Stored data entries
..............................

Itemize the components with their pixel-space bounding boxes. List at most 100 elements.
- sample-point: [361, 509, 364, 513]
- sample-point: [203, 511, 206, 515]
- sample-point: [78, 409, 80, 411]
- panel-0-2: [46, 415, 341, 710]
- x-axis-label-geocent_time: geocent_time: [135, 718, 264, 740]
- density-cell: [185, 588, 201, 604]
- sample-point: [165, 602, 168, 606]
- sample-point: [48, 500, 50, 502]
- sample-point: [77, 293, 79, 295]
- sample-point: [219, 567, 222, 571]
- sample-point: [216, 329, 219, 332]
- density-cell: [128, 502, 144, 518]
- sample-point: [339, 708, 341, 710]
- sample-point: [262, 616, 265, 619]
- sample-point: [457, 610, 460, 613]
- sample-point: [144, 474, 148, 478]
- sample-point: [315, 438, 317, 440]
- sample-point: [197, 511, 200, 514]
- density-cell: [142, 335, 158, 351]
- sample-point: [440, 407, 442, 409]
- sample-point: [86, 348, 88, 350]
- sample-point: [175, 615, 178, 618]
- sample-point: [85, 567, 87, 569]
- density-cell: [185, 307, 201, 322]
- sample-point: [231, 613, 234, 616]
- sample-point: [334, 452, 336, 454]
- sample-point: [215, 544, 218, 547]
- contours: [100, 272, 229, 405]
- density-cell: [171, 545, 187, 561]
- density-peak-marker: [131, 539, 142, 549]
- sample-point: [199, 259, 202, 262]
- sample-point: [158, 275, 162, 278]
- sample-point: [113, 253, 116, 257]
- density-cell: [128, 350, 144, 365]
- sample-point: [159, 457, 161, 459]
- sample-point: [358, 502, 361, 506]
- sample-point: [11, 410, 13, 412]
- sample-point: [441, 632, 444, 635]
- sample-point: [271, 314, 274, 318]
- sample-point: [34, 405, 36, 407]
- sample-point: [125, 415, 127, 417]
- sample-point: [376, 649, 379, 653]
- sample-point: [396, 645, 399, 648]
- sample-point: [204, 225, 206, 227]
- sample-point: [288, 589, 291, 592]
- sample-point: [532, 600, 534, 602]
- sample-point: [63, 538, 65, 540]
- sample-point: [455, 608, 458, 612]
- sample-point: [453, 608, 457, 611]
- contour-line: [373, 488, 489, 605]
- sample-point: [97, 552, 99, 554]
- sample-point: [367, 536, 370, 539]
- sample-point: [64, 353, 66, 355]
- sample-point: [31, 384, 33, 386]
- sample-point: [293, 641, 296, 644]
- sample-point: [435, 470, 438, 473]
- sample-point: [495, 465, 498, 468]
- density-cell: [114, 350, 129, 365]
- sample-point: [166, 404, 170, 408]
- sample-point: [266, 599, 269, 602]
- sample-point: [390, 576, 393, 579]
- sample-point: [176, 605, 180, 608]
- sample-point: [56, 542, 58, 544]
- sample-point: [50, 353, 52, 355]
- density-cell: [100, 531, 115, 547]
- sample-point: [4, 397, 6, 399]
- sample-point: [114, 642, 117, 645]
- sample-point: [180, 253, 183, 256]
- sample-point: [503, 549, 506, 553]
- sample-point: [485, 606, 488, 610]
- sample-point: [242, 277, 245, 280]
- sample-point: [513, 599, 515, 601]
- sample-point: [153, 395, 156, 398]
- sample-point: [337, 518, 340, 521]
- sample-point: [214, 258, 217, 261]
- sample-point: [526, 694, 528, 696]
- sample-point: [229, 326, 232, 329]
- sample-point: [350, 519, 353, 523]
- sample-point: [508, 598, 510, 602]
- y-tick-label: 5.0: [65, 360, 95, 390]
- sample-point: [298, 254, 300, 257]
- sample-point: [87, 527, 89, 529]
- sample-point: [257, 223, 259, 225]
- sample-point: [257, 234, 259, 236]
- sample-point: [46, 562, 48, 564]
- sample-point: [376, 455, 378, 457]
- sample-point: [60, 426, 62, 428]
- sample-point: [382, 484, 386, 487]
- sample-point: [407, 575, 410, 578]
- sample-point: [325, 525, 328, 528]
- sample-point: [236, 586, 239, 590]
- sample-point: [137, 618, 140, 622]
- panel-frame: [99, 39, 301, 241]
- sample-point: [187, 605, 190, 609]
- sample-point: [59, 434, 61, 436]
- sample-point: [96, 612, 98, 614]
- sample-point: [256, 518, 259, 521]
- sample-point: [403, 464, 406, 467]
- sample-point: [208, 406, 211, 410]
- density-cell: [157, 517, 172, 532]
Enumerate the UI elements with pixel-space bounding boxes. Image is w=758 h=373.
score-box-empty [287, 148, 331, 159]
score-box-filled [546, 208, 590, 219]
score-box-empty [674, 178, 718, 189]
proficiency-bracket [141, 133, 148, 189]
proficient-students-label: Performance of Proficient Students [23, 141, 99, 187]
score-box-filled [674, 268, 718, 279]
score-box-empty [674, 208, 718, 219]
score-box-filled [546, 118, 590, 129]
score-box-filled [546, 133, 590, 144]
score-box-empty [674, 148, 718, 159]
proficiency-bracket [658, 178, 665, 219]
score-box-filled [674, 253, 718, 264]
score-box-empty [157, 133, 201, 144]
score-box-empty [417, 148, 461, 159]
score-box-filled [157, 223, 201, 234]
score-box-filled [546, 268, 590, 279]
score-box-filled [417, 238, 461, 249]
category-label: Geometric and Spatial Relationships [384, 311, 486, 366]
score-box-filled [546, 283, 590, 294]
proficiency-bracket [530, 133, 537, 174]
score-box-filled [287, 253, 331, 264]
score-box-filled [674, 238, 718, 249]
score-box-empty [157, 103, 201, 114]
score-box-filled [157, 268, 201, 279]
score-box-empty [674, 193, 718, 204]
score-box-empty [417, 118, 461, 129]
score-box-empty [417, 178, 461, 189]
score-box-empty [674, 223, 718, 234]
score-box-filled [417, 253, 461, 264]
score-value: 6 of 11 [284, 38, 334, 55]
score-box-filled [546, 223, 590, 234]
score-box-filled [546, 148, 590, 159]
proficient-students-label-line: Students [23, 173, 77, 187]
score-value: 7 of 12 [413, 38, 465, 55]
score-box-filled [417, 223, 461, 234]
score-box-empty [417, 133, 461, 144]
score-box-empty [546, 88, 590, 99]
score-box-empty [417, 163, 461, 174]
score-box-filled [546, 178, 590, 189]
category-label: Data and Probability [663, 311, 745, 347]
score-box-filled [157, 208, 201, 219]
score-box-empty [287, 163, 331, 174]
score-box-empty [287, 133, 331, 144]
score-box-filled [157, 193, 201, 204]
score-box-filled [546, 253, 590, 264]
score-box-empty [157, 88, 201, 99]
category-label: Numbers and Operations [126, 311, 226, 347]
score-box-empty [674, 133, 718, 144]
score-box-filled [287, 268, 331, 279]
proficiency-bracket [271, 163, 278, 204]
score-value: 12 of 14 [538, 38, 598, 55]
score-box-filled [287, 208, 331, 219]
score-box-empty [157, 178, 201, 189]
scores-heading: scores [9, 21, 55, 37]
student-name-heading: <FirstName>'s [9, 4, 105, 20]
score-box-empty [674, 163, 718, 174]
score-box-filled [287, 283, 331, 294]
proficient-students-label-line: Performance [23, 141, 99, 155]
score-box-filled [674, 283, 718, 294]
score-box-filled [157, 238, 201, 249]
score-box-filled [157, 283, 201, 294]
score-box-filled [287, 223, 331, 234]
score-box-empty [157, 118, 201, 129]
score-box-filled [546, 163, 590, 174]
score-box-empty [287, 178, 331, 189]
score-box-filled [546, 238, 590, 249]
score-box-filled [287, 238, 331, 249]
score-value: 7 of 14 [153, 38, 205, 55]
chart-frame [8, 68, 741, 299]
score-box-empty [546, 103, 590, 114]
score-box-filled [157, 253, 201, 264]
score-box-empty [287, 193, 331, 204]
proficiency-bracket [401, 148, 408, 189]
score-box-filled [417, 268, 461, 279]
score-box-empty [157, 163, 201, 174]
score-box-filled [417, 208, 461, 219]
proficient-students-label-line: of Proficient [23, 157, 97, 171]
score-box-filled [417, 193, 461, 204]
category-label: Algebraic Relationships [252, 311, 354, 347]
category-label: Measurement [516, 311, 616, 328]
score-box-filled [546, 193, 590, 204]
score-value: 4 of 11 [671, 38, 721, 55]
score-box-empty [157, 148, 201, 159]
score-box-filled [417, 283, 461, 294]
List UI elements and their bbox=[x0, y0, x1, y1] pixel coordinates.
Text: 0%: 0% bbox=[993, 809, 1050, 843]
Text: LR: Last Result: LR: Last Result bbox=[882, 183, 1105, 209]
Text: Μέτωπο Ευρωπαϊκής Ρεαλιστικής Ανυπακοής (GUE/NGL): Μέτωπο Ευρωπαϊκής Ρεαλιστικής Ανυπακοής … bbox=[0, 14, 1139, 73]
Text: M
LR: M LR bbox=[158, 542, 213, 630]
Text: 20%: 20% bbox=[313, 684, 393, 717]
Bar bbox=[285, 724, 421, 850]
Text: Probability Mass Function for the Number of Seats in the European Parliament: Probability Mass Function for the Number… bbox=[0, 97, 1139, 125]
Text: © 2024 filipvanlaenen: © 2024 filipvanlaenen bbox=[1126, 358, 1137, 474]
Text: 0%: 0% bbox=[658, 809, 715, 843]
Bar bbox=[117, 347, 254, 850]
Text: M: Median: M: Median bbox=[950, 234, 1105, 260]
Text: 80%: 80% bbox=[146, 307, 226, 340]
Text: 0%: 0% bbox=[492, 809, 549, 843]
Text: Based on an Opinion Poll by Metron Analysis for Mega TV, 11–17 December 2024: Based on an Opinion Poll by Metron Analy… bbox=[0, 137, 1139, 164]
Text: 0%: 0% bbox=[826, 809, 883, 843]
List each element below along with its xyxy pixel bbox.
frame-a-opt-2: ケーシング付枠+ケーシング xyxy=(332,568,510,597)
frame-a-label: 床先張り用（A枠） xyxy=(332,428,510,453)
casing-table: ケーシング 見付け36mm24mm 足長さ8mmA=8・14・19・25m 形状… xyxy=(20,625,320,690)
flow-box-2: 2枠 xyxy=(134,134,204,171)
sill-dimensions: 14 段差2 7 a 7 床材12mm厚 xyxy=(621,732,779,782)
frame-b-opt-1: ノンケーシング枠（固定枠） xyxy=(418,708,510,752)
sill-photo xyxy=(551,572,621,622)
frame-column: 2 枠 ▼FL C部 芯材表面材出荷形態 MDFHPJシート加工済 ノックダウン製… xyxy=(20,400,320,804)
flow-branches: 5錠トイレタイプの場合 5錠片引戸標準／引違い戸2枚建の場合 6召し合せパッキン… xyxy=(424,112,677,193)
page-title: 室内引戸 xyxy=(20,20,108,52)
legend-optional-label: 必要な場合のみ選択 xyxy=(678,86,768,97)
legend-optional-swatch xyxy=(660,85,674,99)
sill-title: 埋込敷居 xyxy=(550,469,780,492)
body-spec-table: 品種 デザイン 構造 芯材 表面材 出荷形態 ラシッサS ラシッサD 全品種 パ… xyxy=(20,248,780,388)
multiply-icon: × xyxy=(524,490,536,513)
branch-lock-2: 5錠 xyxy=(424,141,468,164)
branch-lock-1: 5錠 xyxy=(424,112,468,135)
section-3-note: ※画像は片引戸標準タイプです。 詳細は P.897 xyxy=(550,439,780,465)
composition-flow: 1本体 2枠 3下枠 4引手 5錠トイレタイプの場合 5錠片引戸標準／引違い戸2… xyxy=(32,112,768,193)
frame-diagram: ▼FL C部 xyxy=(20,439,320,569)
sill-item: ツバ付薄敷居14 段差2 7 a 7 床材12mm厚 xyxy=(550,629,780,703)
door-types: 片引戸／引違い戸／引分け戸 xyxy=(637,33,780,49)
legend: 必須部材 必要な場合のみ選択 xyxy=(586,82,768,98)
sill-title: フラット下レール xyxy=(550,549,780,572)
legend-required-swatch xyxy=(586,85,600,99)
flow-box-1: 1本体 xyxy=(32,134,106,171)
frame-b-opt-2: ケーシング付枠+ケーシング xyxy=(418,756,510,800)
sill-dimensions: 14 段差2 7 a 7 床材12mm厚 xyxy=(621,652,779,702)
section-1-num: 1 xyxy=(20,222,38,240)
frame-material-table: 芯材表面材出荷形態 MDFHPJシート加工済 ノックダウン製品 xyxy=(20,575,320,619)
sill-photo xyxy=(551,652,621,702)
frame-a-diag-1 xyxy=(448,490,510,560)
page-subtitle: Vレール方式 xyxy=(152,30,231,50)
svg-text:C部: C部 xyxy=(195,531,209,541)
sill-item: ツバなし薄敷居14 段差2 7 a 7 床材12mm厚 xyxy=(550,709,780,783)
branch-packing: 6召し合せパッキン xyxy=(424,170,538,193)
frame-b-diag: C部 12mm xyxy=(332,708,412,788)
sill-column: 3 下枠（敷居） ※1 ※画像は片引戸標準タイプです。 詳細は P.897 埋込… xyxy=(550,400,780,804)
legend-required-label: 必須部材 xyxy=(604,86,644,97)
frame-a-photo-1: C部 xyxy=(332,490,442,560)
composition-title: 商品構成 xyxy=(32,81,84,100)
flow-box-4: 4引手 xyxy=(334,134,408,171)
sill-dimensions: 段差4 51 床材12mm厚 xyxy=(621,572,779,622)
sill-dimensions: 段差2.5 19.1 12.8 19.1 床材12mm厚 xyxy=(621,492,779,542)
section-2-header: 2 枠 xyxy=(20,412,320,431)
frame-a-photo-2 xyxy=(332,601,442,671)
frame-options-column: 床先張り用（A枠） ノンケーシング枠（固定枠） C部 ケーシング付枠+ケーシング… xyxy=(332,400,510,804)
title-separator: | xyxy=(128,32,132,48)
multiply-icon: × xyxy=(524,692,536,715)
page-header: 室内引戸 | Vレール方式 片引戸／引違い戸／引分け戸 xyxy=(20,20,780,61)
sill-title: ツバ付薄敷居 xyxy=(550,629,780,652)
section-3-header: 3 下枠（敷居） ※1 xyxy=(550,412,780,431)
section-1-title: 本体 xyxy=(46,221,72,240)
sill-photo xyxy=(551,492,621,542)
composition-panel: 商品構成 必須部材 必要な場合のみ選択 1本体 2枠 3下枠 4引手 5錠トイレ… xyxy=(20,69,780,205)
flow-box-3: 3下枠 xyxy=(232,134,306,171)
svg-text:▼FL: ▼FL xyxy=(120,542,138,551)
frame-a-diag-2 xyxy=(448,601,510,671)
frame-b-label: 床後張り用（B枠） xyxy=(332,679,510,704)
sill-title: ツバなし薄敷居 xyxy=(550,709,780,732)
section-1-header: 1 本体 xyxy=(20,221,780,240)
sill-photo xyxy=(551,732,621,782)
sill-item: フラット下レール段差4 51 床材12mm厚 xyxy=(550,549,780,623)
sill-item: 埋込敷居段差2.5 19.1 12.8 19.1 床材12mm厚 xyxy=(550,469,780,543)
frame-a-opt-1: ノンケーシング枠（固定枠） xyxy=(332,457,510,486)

..............................

EXERCISE DESCRIPTION
Rewrite the stretch from the start of the entries through the line containing "- sample-point: [175, 615, 178, 618]", changing "density-cell" to "heatmap-cell" and leaving everything else unchanged.

ANSWER TO THIS EXERCISE
Itemize the components with their pixel-space bounding boxes. List at most 100 elements.
- sample-point: [361, 509, 364, 513]
- sample-point: [203, 511, 206, 515]
- sample-point: [78, 409, 80, 411]
- panel-0-2: [46, 415, 341, 710]
- x-axis-label-geocent_time: geocent_time: [135, 718, 264, 740]
- heatmap-cell: [185, 588, 201, 604]
- sample-point: [165, 602, 168, 606]
- sample-point: [48, 500, 50, 502]
- sample-point: [77, 293, 79, 295]
- sample-point: [219, 567, 222, 571]
- sample-point: [216, 329, 219, 332]
- heatmap-cell: [128, 502, 144, 518]
- sample-point: [339, 708, 341, 710]
- sample-point: [262, 616, 265, 619]
- sample-point: [457, 610, 460, 613]
- sample-point: [144, 474, 148, 478]
- sample-point: [315, 438, 317, 440]
- sample-point: [197, 511, 200, 514]
- heatmap-cell: [142, 335, 158, 351]
- sample-point: [440, 407, 442, 409]
- sample-point: [86, 348, 88, 350]
- sample-point: [175, 615, 178, 618]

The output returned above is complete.